TEXT SEGMENT.

The commune has a cooperative with 15 members who are using a rice-crab rotation model on a total area of 50ha.

Giang Van Thom, Chairman of the Hoa Dien Commune Farmers Association, said the association would work with the commune's People’s Committee to establish more cooperatives to improve incomes.

Phu Van Khen, a farmer in Phu Quoc district’s Bai Thom commune earns a profit of 400 million VND (17,200 USD) a year from his mixed-farming model in which he grows forestry trees and fruit trees.

Besides breeding deer and wild boar, and raising fish in three ponds, he offers food and room services for tourists. He also employs 10 workers who are paid 5-6 million VND (215-260 USD) a month.

In the last two years, Khen donated 2,000sq.m of land and more than 100 million VND (4,300 USD) to build a rural road and support poor locals.

WHAT THIS TASK INVOLVES. Repeat the portion of the farming text starting with "Phu Van Khen, a" and going on through "support poor locals.", keeping every word the same.

PROVIDED DATA.
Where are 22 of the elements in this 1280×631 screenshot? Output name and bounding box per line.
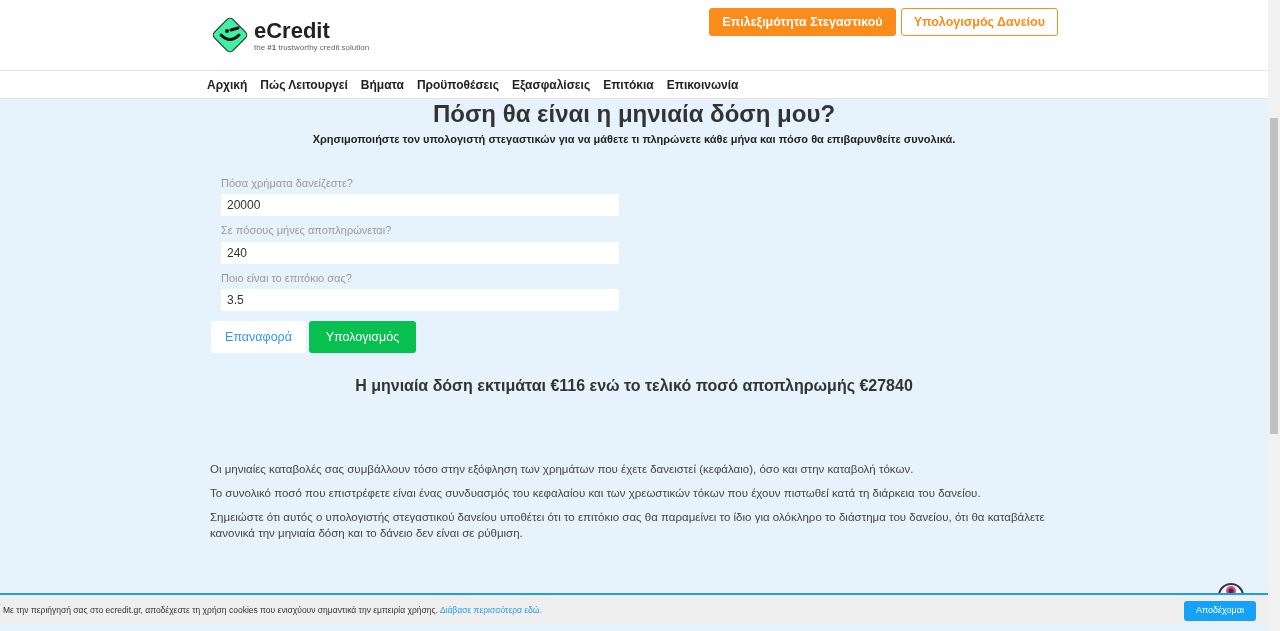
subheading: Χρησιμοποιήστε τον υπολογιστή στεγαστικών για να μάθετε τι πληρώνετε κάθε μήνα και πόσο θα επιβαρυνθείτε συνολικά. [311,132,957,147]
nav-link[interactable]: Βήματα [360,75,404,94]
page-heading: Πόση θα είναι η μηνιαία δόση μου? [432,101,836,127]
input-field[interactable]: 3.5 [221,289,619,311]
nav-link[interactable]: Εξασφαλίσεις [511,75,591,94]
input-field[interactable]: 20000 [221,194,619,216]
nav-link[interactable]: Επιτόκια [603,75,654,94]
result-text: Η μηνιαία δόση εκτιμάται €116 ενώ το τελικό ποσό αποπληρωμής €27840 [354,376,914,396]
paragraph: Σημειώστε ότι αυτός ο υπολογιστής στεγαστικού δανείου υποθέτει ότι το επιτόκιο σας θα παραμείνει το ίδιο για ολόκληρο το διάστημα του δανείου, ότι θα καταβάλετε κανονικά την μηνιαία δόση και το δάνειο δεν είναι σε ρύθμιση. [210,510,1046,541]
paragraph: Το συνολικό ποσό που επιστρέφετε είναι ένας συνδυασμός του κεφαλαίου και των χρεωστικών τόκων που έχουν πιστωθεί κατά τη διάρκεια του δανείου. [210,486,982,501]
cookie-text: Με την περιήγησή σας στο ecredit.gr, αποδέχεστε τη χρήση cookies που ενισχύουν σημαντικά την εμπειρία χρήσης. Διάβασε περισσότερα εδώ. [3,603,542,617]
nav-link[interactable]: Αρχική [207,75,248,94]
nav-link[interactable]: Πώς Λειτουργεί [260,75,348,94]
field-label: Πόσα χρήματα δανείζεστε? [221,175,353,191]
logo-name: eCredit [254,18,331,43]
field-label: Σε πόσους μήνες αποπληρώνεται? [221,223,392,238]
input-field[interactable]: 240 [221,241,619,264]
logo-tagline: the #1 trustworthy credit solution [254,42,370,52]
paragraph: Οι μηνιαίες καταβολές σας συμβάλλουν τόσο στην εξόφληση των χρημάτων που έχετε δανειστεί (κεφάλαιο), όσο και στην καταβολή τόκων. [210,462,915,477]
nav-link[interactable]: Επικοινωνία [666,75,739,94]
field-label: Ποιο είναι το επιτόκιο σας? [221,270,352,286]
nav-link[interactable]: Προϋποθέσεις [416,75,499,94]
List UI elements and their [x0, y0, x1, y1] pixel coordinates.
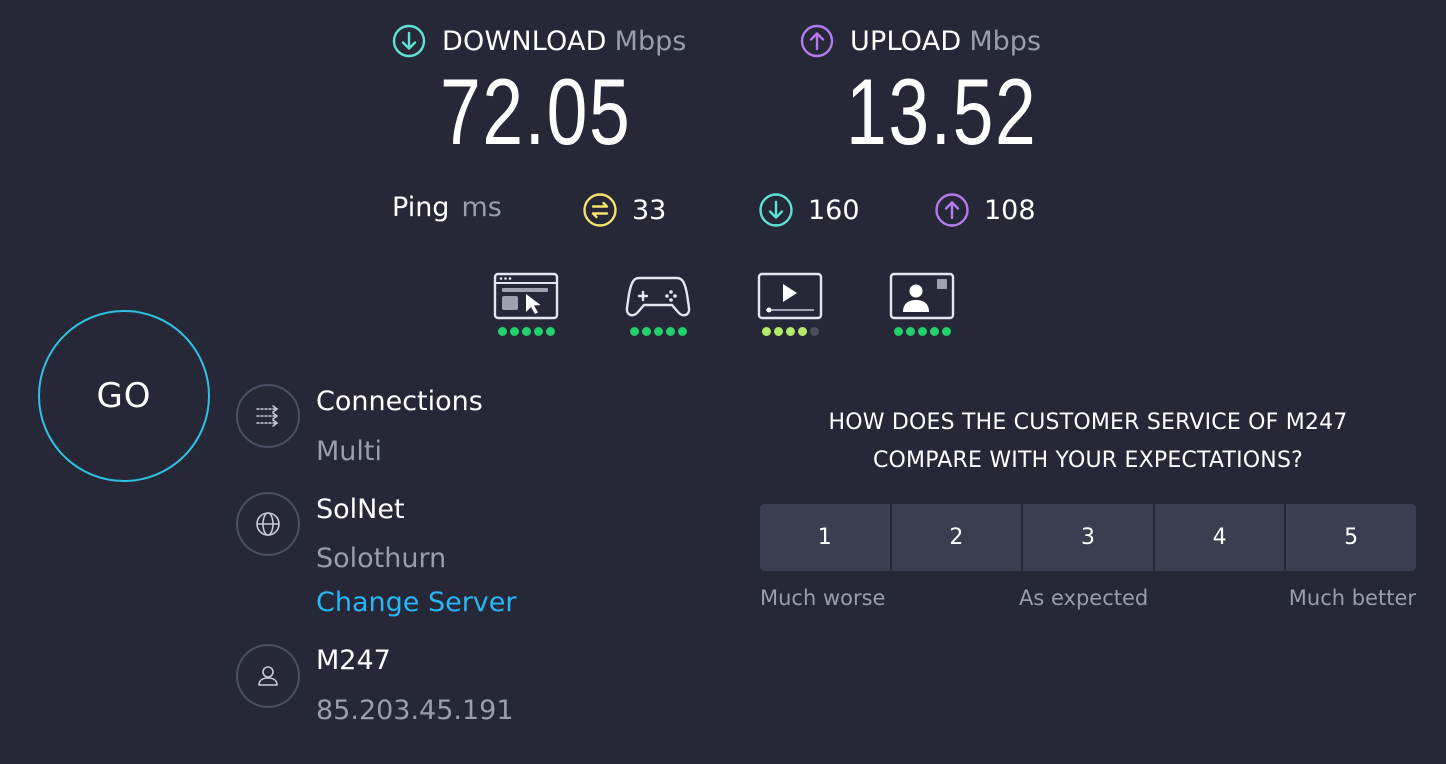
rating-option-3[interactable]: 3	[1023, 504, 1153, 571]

WRITTEN RESPONSE.
Phu Van Khen, a farmer in Phu Quoc district’s Bai Thom commune earns a profit of 400 million VND (17,200 USD) a year from his mixed-farming model in which he grows forestry trees and fruit trees.

Besides breeding deer and wild boar, and raising fish in three ponds, he offers food and room services for tourists. He also employs 10 workers who are paid 5-6 million VND (215-260 USD) a month.

In the last two years, Khen donated 2,000sq.m of land and more than 100 million VND (4,300 USD) to build a rural road and support poor locals.